[Saved entries]
* * * * *

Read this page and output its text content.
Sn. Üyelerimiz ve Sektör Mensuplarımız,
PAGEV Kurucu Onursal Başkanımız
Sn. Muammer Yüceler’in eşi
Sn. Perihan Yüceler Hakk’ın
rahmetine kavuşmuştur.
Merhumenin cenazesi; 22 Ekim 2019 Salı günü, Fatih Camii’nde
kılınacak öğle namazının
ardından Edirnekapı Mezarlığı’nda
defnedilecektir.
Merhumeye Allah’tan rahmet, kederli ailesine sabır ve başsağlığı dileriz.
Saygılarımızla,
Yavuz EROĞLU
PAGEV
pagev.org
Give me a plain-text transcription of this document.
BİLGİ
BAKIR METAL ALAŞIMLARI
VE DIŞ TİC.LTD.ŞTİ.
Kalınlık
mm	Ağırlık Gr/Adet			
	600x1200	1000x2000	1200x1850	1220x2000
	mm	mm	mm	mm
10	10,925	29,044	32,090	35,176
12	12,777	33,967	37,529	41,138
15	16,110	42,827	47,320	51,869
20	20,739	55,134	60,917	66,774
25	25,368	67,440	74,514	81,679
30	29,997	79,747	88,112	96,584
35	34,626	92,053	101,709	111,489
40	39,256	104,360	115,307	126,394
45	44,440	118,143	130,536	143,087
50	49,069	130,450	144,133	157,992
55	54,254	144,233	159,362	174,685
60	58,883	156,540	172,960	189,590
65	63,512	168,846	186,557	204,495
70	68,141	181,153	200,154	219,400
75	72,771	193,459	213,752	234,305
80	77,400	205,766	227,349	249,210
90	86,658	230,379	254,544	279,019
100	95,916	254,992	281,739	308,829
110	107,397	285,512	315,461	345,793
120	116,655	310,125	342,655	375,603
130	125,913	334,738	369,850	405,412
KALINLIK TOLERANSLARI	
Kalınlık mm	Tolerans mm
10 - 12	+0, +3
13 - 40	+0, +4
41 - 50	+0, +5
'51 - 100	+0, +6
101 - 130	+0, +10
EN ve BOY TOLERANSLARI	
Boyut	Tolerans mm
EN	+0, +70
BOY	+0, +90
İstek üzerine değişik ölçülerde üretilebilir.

* * * * *

Scan the lines for the string "text". Copy out each line that matches.

Read this page and output its text content.
Give me a plain-text transcription of this document.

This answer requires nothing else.